■ **Short problem**
Omit every picture and return the rest of the data unaltered.

■ **Source material**
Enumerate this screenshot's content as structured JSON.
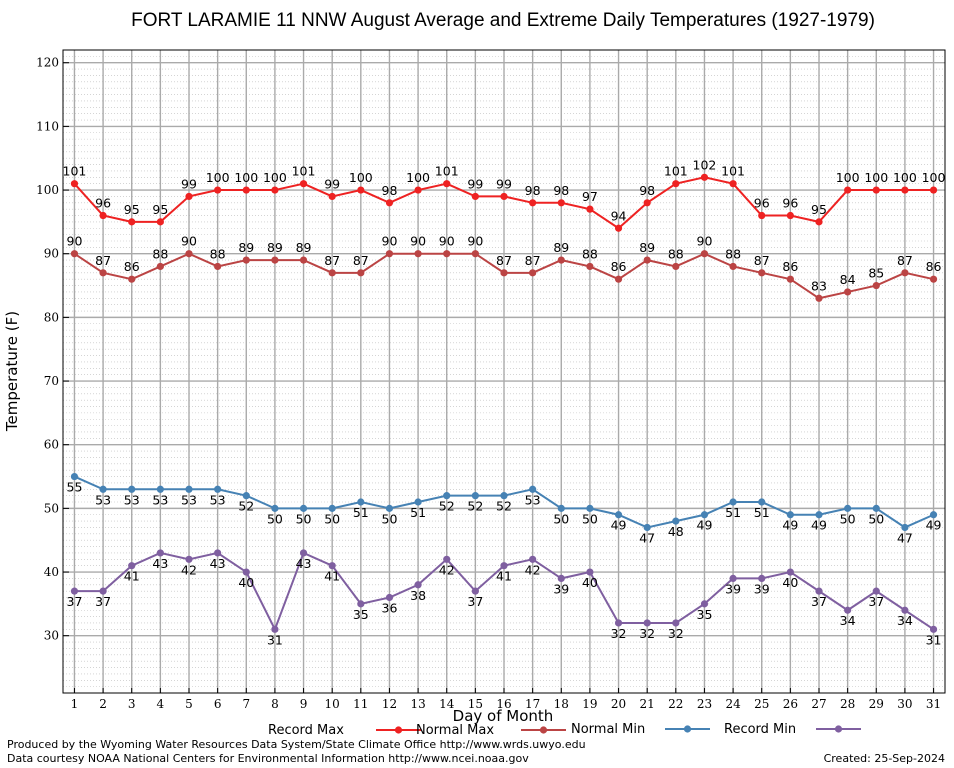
{
  "chart_data": {
    "type": "line",
    "title": "FORT LARAMIE 11 NNW August Average and Extreme Daily Temperatures (1927-1979)",
    "xlabel": "Day of Month",
    "ylabel": "Temperature (F)",
    "xlim": [
      0.6,
      31.4
    ],
    "ylim": [
      21,
      122
    ],
    "yticks": [
      30,
      40,
      50,
      60,
      70,
      80,
      90,
      100,
      110,
      120
    ],
    "x": [
      1,
      2,
      3,
      4,
      5,
      6,
      7,
      8,
      9,
      10,
      11,
      12,
      13,
      14,
      15,
      16,
      17,
      18,
      19,
      20,
      21,
      22,
      23,
      24,
      25,
      26,
      27,
      28,
      29,
      30,
      31
    ],
    "grid": true,
    "legend_position": "bottom",
    "series": [
      {
        "name": "Record Max",
        "color": "#ee2222",
        "values": [
          101,
          96,
          95,
          95,
          99,
          100,
          100,
          100,
          101,
          99,
          100,
          98,
          100,
          101,
          99,
          99,
          98,
          98,
          97,
          94,
          98,
          101,
          102,
          101,
          96,
          96,
          95,
          100,
          100,
          100,
          100
        ]
      },
      {
        "name": "Normal Max",
        "color": "#bb4444",
        "values": [
          90,
          87,
          86,
          88,
          90,
          88,
          89,
          89,
          89,
          87,
          87,
          90,
          90,
          90,
          90,
          87,
          87,
          89,
          88,
          86,
          89,
          88,
          90,
          88,
          87,
          86,
          83,
          84,
          85,
          87,
          86
        ]
      },
      {
        "name": "Normal Min",
        "color": "#4682b4",
        "values": [
          55,
          53,
          53,
          53,
          53,
          53,
          52,
          50,
          50,
          50,
          51,
          50,
          51,
          52,
          52,
          52,
          53,
          50,
          50,
          49,
          47,
          48,
          49,
          51,
          51,
          49,
          49,
          50,
          50,
          47,
          49
        ]
      },
      {
        "name": "Record Min",
        "color": "#7f5fa0",
        "values": [
          37,
          37,
          41,
          43,
          42,
          43,
          40,
          31,
          43,
          41,
          35,
          36,
          38,
          42,
          37,
          41,
          42,
          39,
          40,
          32,
          32,
          32,
          35,
          39,
          39,
          40,
          37,
          34,
          37,
          34,
          31
        ]
      }
    ]
  },
  "footer": {
    "line1": "Produced by the Wyoming Water Resources Data System/State Climate Office http://www.wrds.uwyo.edu",
    "line2": "Data courtesy NOAA National Centers for Environmental Information http://www.ncei.noaa.gov",
    "created": "Created:  25-Sep-2024"
  }
}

■ **Output for this exercise**
Enumerate this screenshot's content as structured JSON.
{
  "chart_data": {
    "type": "line",
    "title": "FORT LARAMIE 11 NNW August Average and Extreme Daily Temperatures (1927-1979)",
    "xlabel": "Day of Month",
    "ylabel": "Temperature (F)",
    "xlim": [
      0.6,
      31.4
    ],
    "ylim": [
      21,
      122
    ],
    "yticks": [
      30,
      40,
      50,
      60,
      70,
      80,
      90,
      100,
      110,
      120
    ],
    "x": [
      1,
      2,
      3,
      4,
      5,
      6,
      7,
      8,
      9,
      10,
      11,
      12,
      13,
      14,
      15,
      16,
      17,
      18,
      19,
      20,
      21,
      22,
      23,
      24,
      25,
      26,
      27,
      28,
      29,
      30,
      31
    ],
    "grid": true,
    "legend_position": "bottom",
    "series": [
      {
        "name": "Record Max",
        "color": "#ee2222",
        "values": [
          101,
          96,
          95,
          95,
          99,
          100,
          100,
          100,
          101,
          99,
          100,
          98,
          100,
          101,
          99,
          99,
          98,
          98,
          97,
          94,
          98,
          101,
          102,
          101,
          96,
          96,
          95,
          100,
          100,
          100,
          100
        ]
      },
      {
        "name": "Normal Max",
        "color": "#bb4444",
        "values": [
          90,
          87,
          86,
          88,
          90,
          88,
          89,
          89,
          89,
          87,
          87,
          90,
          90,
          90,
          90,
          87,
          87,
          89,
          88,
          86,
          89,
          88,
          90,
          88,
          87,
          86,
          83,
          84,
          85,
          87,
          86
        ]
      },
      {
        "name": "Normal Min",
        "color": "#4682b4",
        "values": [
          55,
          53,
          53,
          53,
          53,
          53,
          52,
          50,
          50,
          50,
          51,
          50,
          51,
          52,
          52,
          52,
          53,
          50,
          50,
          49,
          47,
          48,
          49,
          51,
          51,
          49,
          49,
          50,
          50,
          47,
          49
        ]
      },
      {
        "name": "Record Min",
        "color": "#7f5fa0",
        "values": [
          37,
          37,
          41,
          43,
          42,
          43,
          40,
          31,
          43,
          41,
          35,
          36,
          38,
          42,
          37,
          41,
          42,
          39,
          40,
          32,
          32,
          32,
          35,
          39,
          39,
          40,
          37,
          34,
          37,
          34,
          31
        ]
      }
    ]
  },
  "footer": {
    "line1": "Produced by the Wyoming Water Resources Data System/State Climate Office http://www.wrds.uwyo.edu",
    "line2": "Data courtesy NOAA National Centers for Environmental Information http://www.ncei.noaa.gov",
    "created": "Created:  25-Sep-2024"
  }
}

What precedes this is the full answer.